◆ WHAT YOU NEED TO DO
Give the part of the listing that opens with the line containing "641, 154, 662]" and closes with the line containing "231, 956, 427]" again, swapping "shipments" for "deliveries" and leaving everything else unchanged.
════════════════════
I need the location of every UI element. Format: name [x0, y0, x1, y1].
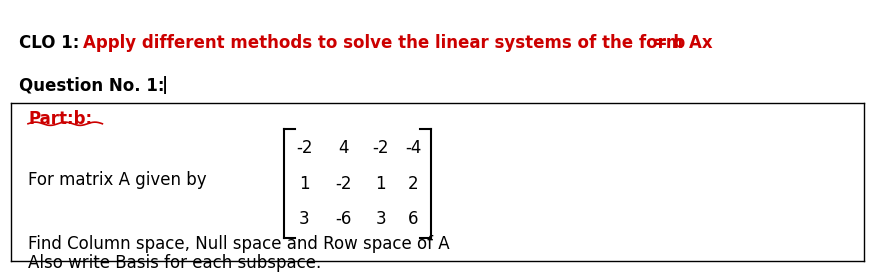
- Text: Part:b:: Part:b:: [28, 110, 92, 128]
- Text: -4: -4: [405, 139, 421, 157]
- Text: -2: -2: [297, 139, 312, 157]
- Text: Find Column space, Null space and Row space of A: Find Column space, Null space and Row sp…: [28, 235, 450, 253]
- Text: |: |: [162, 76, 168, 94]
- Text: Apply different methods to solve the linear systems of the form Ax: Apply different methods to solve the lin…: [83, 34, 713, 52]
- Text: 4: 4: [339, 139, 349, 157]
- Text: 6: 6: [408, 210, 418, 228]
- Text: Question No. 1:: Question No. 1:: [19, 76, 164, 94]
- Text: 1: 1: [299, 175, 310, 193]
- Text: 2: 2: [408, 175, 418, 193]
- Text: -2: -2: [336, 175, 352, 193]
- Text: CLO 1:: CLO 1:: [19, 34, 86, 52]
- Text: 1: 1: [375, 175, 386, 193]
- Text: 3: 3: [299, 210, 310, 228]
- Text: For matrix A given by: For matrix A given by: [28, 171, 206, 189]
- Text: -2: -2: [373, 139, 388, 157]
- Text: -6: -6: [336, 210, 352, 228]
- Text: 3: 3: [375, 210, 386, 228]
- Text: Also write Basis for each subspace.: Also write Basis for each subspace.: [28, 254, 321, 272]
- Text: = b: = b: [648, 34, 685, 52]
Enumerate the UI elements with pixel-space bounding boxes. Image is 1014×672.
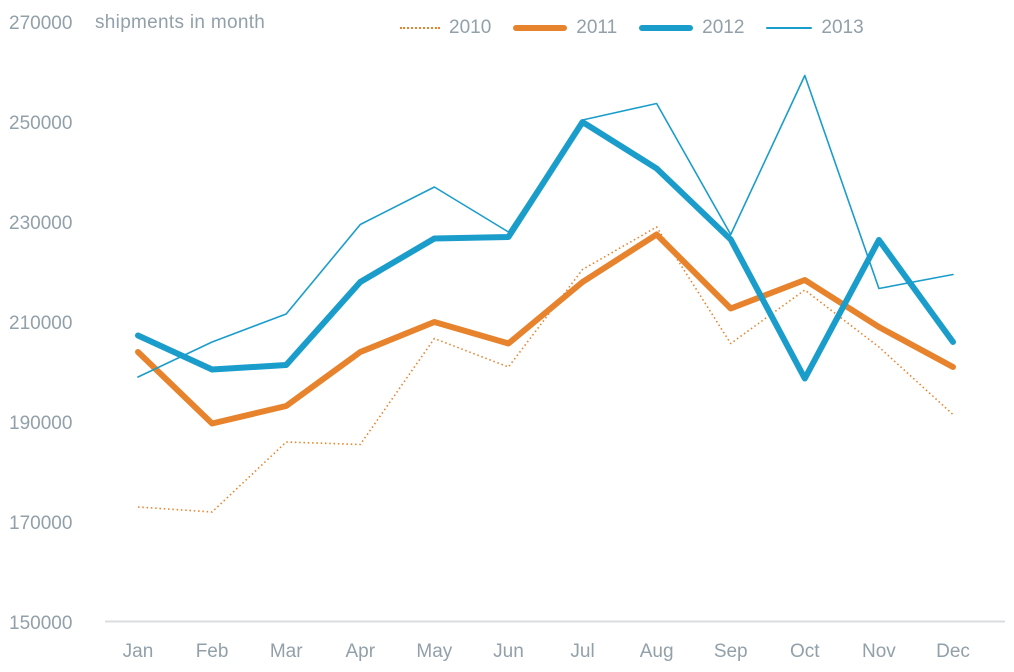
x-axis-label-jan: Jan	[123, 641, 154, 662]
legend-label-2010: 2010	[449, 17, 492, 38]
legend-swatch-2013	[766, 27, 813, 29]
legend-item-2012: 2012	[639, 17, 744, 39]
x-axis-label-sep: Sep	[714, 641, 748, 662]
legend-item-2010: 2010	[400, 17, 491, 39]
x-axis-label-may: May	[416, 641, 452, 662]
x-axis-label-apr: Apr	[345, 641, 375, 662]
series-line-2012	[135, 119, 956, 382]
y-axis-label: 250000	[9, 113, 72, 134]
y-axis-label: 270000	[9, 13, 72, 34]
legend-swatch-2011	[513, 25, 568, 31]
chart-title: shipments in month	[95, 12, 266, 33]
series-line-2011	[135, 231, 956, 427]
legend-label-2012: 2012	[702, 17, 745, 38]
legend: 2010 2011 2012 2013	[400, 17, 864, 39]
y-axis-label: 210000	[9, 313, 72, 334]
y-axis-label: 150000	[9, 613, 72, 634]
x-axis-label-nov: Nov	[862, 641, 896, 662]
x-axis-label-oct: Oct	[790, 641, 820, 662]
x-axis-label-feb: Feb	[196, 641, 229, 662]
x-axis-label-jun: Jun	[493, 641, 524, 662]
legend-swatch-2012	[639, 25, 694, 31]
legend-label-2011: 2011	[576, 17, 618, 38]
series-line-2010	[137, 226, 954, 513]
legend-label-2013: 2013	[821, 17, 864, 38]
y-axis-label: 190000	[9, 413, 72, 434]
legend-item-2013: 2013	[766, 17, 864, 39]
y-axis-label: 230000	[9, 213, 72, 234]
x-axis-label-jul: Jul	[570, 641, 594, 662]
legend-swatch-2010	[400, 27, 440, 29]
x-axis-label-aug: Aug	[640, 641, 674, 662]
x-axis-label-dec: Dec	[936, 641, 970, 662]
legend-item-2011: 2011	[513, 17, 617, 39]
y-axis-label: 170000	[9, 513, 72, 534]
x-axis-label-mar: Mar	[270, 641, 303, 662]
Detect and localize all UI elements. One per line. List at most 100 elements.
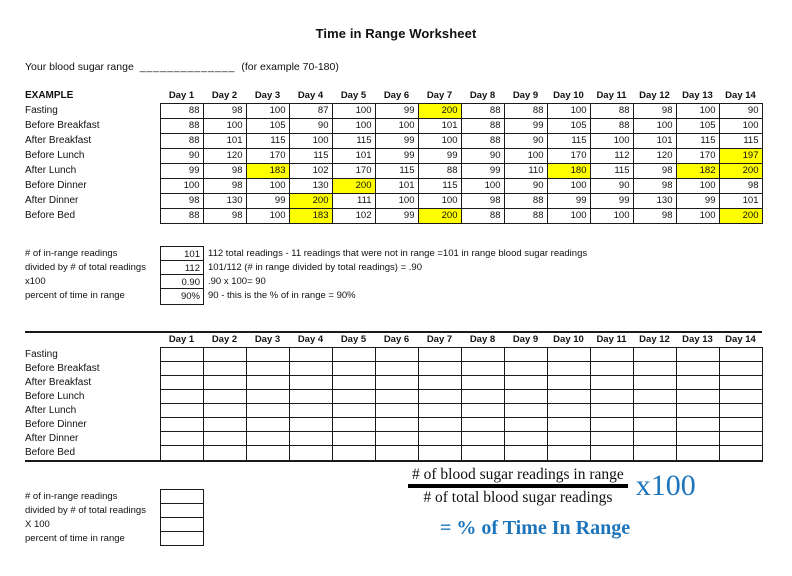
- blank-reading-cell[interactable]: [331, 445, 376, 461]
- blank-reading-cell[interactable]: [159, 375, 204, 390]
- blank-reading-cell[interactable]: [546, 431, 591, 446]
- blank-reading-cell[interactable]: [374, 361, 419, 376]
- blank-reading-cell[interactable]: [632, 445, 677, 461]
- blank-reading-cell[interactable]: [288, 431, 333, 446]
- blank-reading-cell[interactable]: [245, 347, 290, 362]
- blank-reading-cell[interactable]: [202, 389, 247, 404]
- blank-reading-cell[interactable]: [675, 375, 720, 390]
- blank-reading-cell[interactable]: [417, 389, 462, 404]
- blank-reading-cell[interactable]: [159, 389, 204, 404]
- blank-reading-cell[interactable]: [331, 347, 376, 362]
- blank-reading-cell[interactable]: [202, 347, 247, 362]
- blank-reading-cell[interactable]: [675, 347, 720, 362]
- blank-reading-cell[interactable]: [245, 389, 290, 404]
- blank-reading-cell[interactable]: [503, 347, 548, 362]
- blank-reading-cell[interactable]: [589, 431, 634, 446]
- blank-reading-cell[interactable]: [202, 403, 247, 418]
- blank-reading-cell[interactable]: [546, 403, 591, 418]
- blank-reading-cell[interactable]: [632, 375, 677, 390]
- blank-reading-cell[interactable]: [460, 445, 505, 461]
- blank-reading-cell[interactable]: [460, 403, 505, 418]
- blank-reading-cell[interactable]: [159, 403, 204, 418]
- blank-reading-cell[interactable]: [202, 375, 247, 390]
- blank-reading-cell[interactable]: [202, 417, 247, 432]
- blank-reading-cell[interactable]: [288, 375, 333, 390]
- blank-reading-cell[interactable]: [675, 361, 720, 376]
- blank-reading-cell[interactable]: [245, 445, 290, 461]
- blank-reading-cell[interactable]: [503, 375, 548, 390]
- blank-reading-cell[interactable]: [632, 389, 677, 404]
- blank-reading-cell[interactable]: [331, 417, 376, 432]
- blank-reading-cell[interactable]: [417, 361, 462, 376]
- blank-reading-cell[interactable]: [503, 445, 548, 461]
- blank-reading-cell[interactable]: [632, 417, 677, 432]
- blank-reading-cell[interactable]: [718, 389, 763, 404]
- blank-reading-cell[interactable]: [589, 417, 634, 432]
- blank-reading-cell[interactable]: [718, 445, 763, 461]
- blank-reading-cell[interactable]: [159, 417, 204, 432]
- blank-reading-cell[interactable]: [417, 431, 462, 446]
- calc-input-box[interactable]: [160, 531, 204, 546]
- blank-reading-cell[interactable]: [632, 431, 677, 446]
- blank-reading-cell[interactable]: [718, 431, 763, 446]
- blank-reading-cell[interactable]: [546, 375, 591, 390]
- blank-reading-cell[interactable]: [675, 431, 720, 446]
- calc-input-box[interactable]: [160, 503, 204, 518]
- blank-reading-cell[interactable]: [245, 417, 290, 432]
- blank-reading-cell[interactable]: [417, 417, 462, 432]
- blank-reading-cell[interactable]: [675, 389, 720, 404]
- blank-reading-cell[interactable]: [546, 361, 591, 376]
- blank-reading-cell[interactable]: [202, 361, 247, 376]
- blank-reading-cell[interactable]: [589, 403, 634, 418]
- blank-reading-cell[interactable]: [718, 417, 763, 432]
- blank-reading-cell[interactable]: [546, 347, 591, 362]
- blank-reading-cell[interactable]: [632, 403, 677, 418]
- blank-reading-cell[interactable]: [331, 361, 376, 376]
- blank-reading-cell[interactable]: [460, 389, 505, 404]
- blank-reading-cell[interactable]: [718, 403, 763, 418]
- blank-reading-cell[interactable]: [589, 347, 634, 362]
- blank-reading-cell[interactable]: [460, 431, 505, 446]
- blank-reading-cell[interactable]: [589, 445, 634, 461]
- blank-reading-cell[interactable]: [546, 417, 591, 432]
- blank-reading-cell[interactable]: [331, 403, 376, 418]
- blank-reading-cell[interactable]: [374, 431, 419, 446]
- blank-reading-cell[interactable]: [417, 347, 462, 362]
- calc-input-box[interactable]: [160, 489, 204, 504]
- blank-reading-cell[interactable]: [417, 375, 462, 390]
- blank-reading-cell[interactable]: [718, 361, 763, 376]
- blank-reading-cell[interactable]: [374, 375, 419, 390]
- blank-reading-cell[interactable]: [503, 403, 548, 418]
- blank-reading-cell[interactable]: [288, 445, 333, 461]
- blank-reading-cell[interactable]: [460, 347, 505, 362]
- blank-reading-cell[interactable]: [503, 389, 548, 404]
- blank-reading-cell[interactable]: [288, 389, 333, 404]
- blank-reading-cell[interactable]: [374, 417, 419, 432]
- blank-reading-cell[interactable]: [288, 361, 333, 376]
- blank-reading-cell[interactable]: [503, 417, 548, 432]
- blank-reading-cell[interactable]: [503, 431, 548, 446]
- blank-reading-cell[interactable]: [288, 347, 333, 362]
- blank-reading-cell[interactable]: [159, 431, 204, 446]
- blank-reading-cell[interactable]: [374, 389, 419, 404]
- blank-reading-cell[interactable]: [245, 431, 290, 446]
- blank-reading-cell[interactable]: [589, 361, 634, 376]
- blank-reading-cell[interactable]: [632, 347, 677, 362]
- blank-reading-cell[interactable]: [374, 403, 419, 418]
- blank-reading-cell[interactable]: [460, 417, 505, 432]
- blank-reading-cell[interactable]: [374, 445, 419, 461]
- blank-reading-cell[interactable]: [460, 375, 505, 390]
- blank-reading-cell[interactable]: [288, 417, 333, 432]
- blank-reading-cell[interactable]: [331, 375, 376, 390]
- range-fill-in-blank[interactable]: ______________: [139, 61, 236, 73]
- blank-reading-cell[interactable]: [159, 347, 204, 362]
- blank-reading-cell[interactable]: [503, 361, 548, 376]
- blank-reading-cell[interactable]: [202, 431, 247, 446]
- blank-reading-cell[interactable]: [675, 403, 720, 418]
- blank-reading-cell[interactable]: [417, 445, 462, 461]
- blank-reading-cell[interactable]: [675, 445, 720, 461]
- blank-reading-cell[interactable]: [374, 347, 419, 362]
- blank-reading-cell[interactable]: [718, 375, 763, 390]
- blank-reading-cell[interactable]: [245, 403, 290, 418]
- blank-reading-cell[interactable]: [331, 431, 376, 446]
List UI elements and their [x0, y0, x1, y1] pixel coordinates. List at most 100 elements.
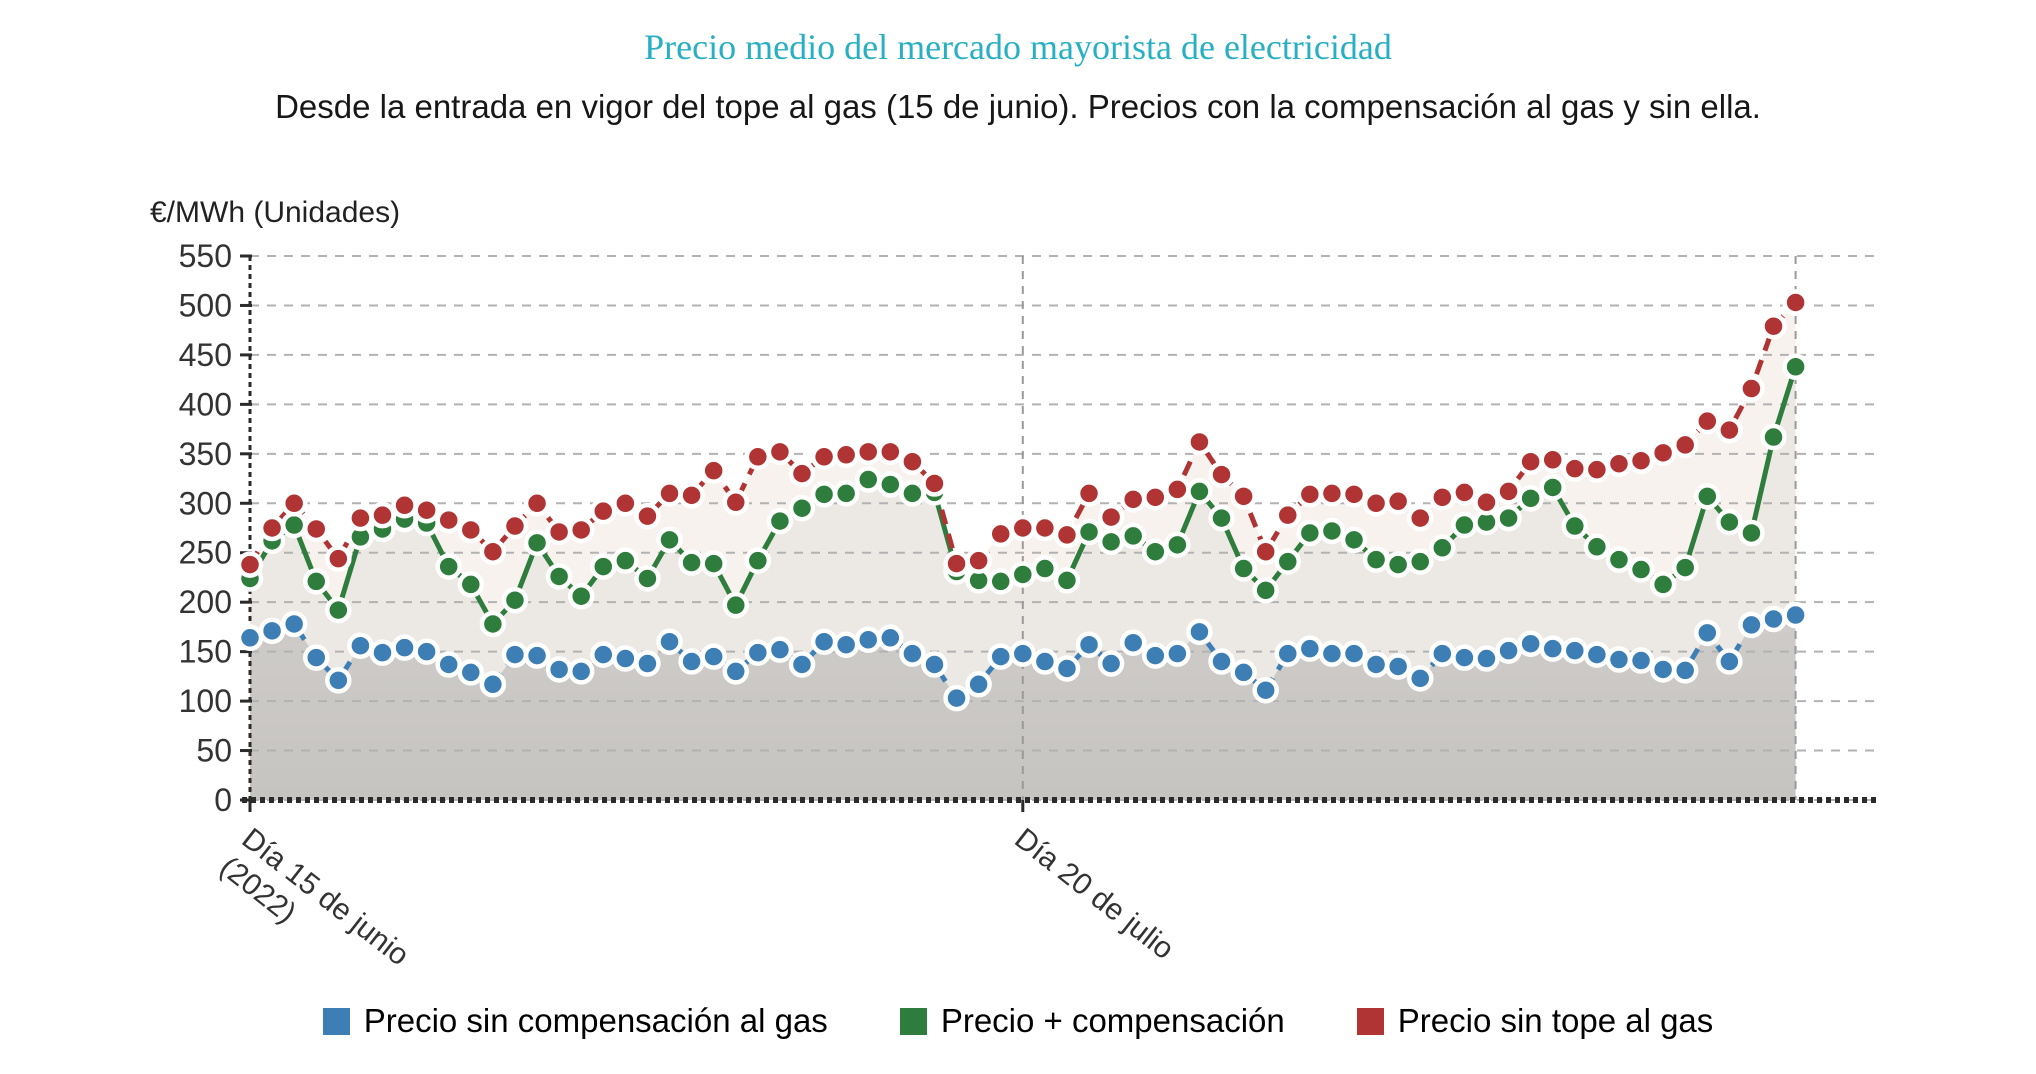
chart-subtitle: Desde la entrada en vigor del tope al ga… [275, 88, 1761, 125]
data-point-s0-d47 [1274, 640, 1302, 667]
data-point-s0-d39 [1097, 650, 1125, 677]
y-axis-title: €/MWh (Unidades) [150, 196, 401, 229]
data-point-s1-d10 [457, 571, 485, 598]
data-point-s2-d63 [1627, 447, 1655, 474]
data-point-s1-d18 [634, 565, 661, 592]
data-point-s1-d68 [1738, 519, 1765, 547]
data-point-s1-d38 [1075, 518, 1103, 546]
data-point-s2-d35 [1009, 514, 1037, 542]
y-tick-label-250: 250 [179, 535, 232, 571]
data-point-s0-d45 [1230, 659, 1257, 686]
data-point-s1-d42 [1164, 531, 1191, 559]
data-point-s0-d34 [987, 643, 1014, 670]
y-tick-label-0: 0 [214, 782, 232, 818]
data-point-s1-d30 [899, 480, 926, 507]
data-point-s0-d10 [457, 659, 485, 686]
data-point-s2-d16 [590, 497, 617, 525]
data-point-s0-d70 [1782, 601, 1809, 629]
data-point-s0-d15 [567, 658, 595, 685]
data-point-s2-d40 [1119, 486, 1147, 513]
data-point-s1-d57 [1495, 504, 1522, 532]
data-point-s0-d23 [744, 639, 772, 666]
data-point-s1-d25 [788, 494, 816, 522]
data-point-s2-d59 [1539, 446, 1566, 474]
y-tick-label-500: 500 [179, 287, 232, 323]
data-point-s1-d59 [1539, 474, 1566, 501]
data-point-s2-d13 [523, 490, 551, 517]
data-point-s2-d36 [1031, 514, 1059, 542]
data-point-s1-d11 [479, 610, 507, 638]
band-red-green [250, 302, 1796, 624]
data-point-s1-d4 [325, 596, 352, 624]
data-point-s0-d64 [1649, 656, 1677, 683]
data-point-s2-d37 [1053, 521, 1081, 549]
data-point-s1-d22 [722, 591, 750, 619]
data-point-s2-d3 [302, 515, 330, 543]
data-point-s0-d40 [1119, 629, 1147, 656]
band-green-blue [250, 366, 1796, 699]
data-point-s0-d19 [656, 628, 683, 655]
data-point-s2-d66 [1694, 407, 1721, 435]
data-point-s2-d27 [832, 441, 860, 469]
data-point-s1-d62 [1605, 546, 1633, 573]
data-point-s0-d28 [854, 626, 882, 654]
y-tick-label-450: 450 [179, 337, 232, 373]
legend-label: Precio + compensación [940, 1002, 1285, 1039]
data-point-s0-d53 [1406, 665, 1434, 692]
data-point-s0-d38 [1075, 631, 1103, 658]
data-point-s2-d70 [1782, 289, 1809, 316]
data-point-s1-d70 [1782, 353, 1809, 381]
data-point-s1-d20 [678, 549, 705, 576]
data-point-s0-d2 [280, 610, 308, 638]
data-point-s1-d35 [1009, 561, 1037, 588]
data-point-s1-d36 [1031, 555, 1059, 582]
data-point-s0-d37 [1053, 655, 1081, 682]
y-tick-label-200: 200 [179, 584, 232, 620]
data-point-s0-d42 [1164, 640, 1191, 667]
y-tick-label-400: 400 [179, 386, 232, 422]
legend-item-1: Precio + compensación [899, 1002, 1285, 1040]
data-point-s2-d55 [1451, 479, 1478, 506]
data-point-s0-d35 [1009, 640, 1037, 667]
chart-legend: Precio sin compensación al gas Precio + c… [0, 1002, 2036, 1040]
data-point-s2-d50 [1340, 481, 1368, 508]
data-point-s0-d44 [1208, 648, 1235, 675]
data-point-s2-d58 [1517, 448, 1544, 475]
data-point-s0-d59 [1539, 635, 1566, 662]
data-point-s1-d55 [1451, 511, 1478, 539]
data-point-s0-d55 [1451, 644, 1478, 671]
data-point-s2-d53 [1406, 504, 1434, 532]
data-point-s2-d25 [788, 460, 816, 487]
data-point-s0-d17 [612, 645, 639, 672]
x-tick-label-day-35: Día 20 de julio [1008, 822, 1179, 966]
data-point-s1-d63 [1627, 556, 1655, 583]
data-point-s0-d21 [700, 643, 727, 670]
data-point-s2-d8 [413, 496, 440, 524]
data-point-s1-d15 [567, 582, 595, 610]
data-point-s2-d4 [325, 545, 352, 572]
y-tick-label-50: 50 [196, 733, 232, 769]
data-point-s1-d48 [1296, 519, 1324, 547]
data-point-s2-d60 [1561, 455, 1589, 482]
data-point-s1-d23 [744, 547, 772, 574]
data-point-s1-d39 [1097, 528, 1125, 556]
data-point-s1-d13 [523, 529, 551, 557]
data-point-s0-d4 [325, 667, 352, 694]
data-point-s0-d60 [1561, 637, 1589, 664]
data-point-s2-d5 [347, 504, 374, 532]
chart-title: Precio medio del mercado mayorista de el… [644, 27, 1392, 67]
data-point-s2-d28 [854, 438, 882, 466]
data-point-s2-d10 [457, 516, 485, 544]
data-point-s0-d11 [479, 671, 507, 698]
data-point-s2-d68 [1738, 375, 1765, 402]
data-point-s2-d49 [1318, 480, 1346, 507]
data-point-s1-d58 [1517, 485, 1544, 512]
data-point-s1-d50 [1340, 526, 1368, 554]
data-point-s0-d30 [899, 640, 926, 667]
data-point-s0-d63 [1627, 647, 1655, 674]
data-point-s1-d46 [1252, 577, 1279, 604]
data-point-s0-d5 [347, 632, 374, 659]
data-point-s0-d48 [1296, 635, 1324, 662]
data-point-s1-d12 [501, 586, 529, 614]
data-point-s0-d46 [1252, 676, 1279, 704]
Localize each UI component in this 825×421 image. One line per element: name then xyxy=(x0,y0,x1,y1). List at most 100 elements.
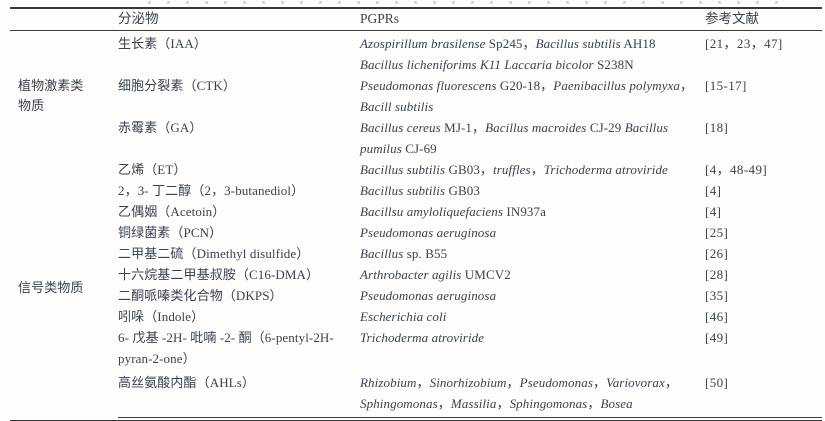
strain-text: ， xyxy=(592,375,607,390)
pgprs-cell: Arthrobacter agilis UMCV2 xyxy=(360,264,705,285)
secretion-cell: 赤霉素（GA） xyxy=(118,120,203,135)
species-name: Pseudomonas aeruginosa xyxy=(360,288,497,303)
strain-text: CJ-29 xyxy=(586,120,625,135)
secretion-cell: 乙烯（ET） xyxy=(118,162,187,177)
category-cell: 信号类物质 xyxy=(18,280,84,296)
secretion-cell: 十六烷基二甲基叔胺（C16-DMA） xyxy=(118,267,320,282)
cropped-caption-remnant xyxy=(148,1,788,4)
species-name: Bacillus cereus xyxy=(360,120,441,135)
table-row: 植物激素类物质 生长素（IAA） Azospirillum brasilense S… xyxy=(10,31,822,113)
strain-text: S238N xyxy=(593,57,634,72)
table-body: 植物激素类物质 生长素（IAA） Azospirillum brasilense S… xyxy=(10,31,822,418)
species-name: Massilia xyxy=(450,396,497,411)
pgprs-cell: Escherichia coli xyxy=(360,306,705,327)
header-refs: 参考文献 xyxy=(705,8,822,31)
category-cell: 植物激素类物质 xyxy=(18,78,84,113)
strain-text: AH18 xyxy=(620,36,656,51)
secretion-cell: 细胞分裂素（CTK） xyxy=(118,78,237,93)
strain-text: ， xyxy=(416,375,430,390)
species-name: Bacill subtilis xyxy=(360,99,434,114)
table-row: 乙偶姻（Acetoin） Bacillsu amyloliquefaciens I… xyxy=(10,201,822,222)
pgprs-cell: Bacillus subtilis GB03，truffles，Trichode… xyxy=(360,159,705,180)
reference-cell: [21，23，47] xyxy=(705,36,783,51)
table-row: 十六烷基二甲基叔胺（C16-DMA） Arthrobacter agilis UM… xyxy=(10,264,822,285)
════════════════════
◆ TASK OUTPUT
x-axis-label-jan: Jan	[123, 641, 154, 662]
legend-label-2010: 2010	[449, 17, 492, 38]
legend-swatch-2013	[766, 27, 813, 29]
legend-item-2012: 2012	[639, 17, 744, 39]
x-axis-label-sep: Sep	[714, 641, 748, 662]
legend-item-2010: 2010	[400, 17, 491, 39]
x-axis-label-may: May	[416, 641, 452, 662]
x-axis-label-apr: Apr	[345, 641, 375, 662]
series-line-2012	[135, 119, 956, 382]
y-axis-label: 250000	[9, 113, 72, 134]
y-axis-label: 270000	[9, 13, 72, 34]
legend-swatch-2011	[513, 25, 568, 31]
chart-title: deliveries in month	[95, 12, 266, 33]
series-line-2011	[135, 231, 956, 427]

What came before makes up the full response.